Exercise instructions –
Show each line from the listing that includes the word "Fiction".

Material provided –
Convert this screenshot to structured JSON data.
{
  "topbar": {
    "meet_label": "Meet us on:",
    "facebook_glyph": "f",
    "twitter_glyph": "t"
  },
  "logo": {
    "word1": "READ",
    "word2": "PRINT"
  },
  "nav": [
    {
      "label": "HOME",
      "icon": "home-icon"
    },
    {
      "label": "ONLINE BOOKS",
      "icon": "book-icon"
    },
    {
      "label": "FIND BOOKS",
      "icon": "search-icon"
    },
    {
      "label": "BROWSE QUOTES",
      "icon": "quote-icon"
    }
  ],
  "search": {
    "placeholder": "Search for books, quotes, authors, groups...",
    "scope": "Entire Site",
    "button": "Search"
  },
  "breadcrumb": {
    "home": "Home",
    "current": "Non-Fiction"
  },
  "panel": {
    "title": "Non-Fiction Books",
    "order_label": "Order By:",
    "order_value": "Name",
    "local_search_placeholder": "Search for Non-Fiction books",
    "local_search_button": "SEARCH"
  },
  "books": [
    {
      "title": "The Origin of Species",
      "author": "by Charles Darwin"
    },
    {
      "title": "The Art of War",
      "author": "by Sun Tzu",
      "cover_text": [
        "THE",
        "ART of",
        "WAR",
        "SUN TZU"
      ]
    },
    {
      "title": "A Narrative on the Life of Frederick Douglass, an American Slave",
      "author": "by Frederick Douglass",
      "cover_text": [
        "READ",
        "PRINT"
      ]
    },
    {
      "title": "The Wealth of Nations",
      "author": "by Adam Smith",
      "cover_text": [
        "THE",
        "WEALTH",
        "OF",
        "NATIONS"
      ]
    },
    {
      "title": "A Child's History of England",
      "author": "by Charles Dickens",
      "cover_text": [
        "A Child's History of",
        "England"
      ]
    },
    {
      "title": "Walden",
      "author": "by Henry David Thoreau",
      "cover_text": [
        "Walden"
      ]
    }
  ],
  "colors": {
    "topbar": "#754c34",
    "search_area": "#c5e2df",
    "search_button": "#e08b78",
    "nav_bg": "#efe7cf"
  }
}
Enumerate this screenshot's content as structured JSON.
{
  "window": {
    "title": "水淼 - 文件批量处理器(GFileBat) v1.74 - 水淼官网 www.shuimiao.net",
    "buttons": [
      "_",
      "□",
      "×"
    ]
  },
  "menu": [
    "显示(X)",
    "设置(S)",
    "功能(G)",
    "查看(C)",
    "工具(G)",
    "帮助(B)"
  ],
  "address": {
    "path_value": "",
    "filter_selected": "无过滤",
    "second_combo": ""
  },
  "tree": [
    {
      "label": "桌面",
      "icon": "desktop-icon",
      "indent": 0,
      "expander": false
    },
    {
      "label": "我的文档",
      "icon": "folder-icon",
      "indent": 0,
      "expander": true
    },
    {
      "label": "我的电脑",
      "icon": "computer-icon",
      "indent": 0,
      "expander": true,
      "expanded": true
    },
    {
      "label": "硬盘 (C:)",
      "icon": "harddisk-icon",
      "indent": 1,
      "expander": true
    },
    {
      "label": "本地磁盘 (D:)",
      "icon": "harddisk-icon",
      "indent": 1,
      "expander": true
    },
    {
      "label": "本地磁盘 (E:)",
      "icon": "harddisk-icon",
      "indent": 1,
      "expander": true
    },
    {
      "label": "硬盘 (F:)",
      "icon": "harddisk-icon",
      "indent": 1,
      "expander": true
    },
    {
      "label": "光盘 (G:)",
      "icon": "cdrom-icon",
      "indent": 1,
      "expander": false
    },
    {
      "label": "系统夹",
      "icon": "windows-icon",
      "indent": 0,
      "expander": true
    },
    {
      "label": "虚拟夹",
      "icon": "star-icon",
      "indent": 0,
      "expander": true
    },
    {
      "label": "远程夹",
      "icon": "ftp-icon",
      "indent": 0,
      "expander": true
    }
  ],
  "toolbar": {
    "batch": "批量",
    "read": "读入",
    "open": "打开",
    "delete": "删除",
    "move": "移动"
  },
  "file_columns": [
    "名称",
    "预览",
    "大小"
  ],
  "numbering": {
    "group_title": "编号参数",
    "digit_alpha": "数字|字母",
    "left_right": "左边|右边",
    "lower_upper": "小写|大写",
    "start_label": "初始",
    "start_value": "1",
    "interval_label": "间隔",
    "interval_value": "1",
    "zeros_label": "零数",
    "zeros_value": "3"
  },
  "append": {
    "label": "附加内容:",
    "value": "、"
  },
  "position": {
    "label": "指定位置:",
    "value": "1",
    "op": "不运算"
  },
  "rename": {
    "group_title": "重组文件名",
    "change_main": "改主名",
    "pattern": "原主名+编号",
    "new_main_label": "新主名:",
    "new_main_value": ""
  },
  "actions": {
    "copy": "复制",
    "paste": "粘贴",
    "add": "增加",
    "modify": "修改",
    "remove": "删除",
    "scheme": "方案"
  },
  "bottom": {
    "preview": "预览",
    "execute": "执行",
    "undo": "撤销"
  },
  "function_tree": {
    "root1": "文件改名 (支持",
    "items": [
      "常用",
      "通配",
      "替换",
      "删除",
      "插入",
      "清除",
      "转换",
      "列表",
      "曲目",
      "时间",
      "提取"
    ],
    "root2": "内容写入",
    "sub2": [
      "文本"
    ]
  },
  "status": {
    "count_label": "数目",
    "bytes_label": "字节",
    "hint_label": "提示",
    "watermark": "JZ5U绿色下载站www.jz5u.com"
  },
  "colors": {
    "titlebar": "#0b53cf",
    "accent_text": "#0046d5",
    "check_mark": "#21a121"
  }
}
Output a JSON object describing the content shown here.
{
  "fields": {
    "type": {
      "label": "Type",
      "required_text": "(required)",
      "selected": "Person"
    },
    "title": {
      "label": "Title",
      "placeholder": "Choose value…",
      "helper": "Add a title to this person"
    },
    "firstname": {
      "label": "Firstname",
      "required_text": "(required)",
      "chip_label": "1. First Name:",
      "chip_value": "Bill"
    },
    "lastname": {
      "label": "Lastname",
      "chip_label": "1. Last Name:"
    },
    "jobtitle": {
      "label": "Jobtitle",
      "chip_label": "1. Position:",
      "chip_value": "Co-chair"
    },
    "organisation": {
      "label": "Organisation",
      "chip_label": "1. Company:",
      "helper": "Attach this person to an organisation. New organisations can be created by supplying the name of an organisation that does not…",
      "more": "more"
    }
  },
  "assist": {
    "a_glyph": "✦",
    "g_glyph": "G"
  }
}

Task result –
    "current": "Non-Fiction"
    "title": "Non-Fiction Books",
    "local_search_placeholder": "Search for Non-Fiction books",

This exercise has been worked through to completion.